**PROMPT:** Take every line from the listing below that includes "Swell" and copy it.

**Rows from a figure dataset:**
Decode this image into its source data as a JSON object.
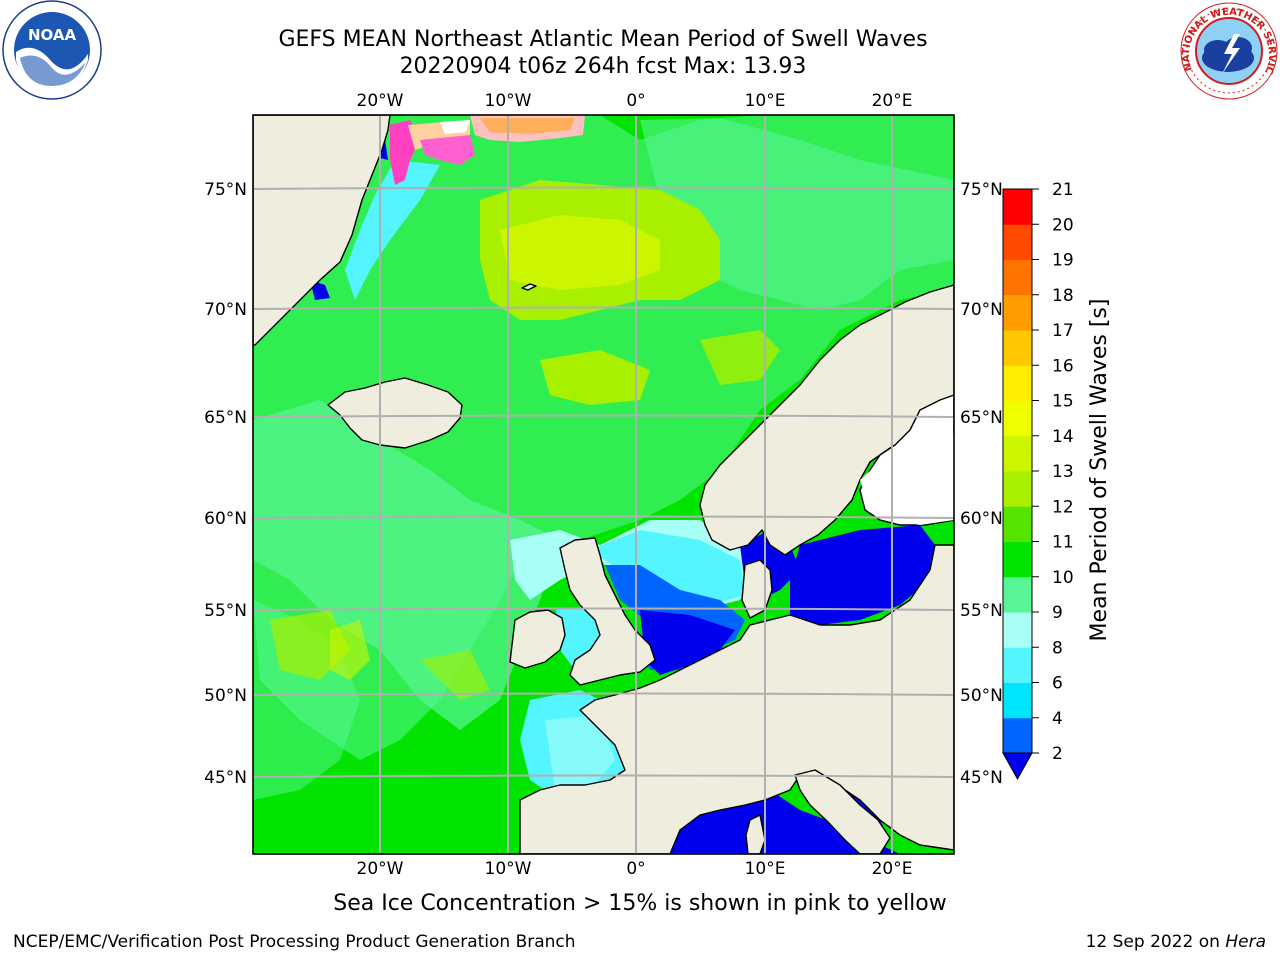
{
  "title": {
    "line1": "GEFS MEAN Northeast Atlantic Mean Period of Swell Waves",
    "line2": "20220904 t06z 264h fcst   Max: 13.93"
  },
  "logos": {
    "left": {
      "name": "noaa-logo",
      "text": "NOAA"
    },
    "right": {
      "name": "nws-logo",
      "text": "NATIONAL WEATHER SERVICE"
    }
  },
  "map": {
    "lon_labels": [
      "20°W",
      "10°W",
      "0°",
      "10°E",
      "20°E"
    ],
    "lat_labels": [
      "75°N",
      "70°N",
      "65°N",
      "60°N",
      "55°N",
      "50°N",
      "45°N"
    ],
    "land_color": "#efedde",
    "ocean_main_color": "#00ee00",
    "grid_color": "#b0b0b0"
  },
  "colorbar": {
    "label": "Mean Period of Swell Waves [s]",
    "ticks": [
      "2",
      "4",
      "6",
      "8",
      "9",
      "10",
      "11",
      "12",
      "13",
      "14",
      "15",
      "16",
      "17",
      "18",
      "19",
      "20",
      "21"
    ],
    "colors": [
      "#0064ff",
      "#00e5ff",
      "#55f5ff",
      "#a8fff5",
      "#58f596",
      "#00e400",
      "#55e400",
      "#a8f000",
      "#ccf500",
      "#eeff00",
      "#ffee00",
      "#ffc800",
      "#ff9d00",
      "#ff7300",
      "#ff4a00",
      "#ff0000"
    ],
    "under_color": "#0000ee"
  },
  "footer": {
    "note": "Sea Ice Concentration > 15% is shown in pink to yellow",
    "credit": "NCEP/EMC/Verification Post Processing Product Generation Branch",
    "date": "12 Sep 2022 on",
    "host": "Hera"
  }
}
---
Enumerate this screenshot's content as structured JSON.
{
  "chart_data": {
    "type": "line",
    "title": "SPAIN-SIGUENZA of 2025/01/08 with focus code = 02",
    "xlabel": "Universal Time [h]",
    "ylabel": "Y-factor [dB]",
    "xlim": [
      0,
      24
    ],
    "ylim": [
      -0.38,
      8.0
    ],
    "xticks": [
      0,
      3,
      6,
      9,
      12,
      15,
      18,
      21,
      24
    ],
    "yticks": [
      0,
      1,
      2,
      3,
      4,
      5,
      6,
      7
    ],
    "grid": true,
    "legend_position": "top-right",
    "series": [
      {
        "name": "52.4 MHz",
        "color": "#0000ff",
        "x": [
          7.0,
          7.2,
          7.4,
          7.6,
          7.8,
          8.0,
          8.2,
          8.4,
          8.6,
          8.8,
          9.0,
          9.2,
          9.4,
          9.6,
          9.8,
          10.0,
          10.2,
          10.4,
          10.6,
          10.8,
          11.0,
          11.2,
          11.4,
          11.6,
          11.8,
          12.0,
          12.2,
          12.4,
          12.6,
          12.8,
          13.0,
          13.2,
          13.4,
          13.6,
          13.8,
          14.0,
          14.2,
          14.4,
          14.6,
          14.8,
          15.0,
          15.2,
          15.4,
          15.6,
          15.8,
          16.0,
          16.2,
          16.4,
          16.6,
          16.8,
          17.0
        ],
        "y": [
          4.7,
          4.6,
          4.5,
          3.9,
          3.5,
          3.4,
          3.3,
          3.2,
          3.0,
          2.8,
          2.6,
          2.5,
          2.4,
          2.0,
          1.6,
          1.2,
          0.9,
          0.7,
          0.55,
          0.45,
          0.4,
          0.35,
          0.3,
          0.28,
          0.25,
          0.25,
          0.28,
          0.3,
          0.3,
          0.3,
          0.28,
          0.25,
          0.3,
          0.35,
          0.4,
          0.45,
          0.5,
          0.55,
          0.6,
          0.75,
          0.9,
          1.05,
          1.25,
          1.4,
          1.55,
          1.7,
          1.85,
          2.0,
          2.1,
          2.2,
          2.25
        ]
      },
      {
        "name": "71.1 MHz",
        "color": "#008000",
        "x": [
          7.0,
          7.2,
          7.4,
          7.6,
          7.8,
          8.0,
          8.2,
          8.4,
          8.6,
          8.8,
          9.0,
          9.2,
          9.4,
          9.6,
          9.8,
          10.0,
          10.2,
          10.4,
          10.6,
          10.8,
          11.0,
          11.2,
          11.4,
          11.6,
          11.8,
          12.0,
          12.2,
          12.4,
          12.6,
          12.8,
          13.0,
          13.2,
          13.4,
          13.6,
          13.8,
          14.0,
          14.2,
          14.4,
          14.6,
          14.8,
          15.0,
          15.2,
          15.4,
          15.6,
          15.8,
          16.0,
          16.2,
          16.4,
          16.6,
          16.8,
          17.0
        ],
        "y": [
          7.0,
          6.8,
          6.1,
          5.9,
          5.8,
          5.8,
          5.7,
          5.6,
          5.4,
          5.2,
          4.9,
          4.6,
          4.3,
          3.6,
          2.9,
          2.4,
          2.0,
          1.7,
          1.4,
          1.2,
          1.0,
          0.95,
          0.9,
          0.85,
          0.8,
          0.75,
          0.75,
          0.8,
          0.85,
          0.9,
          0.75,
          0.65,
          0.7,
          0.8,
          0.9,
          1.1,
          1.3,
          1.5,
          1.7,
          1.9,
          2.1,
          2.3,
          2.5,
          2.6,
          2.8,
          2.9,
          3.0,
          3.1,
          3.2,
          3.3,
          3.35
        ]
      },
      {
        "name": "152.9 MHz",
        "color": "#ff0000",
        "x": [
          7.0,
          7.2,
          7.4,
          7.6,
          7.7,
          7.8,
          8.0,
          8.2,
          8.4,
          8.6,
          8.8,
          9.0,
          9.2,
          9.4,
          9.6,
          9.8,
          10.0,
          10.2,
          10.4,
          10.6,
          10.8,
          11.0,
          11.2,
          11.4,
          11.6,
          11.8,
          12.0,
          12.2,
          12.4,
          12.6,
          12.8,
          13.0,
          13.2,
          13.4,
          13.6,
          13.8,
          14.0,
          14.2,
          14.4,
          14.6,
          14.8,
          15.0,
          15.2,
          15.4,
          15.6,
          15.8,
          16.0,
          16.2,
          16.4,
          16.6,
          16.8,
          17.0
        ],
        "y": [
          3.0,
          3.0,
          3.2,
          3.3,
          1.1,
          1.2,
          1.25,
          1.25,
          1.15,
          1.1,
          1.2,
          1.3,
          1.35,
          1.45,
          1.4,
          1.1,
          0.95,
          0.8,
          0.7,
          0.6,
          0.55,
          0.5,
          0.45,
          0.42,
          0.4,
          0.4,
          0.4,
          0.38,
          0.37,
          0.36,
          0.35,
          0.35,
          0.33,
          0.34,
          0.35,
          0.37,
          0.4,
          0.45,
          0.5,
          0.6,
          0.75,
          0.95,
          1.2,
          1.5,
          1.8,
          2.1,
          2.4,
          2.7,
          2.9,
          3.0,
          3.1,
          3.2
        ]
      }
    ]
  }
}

**RESPONSE TO THE TASK:**
    "line1": "GEFS MEAN Northeast Atlantic Mean Period of Swell Waves",
    "label": "Mean Period of Swell Waves [s]",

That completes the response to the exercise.